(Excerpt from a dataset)
-----
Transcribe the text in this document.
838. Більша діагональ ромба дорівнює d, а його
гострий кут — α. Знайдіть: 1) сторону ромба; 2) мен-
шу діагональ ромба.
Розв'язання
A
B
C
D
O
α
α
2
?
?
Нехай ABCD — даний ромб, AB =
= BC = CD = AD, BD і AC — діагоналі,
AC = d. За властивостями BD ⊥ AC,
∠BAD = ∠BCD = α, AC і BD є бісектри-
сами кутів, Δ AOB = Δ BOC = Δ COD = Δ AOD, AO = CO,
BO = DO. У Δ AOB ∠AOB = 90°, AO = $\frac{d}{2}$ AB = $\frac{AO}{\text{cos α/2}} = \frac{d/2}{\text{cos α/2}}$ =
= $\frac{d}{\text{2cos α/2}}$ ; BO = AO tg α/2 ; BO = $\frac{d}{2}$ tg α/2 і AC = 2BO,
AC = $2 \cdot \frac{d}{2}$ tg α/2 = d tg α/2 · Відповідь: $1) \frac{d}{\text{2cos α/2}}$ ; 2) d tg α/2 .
-----
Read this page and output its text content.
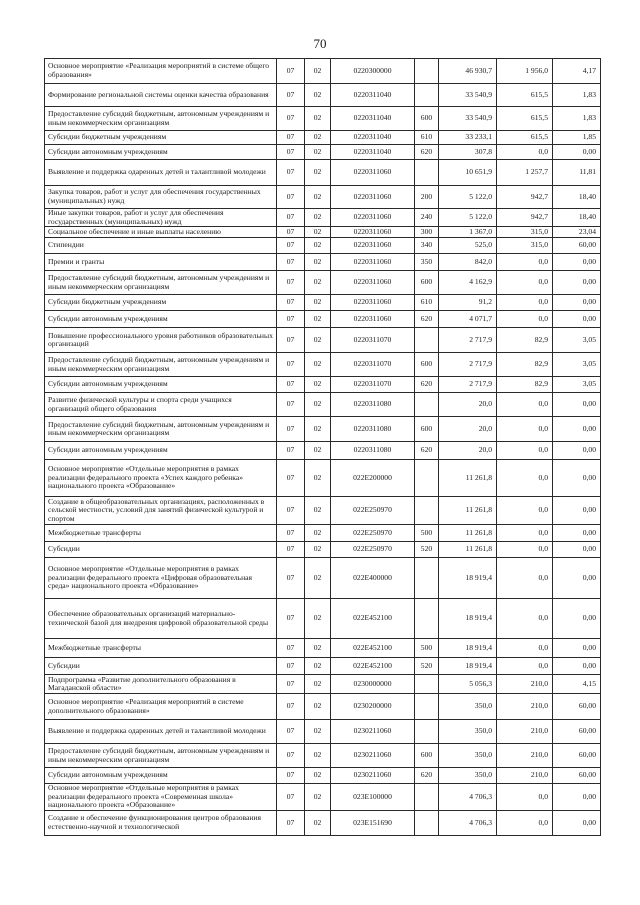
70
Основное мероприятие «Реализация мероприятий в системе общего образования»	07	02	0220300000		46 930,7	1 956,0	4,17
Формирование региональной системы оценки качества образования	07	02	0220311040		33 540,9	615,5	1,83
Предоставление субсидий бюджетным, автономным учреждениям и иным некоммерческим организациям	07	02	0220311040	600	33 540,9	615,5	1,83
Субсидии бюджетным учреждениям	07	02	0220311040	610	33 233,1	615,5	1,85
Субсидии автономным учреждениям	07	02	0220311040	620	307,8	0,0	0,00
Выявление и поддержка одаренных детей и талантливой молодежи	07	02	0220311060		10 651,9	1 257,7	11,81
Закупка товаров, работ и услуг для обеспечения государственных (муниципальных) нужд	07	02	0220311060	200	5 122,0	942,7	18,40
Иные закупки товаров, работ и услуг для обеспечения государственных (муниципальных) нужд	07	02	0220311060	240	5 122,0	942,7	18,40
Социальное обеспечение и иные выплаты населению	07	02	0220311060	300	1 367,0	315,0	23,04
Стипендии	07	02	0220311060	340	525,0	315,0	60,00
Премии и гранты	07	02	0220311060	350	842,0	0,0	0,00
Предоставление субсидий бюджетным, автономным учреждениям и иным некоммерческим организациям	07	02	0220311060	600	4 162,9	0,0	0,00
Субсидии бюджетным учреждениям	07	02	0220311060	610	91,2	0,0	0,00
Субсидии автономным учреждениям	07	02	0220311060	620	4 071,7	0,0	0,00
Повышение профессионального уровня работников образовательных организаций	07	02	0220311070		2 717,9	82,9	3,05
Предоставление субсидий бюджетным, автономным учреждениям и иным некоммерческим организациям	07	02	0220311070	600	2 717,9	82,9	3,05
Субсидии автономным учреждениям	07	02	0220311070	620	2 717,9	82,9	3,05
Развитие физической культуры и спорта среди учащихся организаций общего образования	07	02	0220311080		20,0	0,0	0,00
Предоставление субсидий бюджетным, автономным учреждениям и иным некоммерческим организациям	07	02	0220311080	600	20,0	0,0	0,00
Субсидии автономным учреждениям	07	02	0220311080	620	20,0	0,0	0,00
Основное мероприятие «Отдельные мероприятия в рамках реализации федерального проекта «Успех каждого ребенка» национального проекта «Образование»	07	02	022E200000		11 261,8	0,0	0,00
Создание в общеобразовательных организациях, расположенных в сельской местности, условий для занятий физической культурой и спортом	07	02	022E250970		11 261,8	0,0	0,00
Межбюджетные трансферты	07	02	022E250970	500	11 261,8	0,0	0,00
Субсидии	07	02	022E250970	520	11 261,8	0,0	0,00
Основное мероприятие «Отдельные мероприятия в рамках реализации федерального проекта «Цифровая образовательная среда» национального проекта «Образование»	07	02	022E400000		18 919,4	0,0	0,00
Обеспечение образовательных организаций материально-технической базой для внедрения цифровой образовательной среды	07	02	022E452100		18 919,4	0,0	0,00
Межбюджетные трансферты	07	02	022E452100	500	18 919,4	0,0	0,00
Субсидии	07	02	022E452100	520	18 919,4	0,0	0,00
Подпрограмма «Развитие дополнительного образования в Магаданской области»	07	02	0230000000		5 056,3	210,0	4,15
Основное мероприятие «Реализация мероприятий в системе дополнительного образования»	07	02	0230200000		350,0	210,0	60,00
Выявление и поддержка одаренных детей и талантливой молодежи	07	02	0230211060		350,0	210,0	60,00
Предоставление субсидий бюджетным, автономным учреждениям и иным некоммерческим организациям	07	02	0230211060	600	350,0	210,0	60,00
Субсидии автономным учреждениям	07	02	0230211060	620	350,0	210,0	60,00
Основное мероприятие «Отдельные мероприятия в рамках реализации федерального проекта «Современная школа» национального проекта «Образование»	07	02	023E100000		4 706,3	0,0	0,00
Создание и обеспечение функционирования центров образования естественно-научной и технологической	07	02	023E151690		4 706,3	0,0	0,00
-----
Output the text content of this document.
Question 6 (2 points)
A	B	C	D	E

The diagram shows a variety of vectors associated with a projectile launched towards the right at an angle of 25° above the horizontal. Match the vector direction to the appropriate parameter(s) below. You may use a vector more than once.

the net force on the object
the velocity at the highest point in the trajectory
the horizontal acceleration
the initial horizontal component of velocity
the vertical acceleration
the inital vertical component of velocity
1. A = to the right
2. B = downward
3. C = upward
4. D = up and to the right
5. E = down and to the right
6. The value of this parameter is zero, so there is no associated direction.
-----
Collect each line holding the string "direction".

# Answer for the task
The diagram shows a variety of vectors associated with a projectile launched towards the right at an angle of 25° above the horizontal. Match the vector direction to the appropriate parameter(s) below. You may use a vector more than once.
6. The value of this parameter is zero, so there is no associated direction.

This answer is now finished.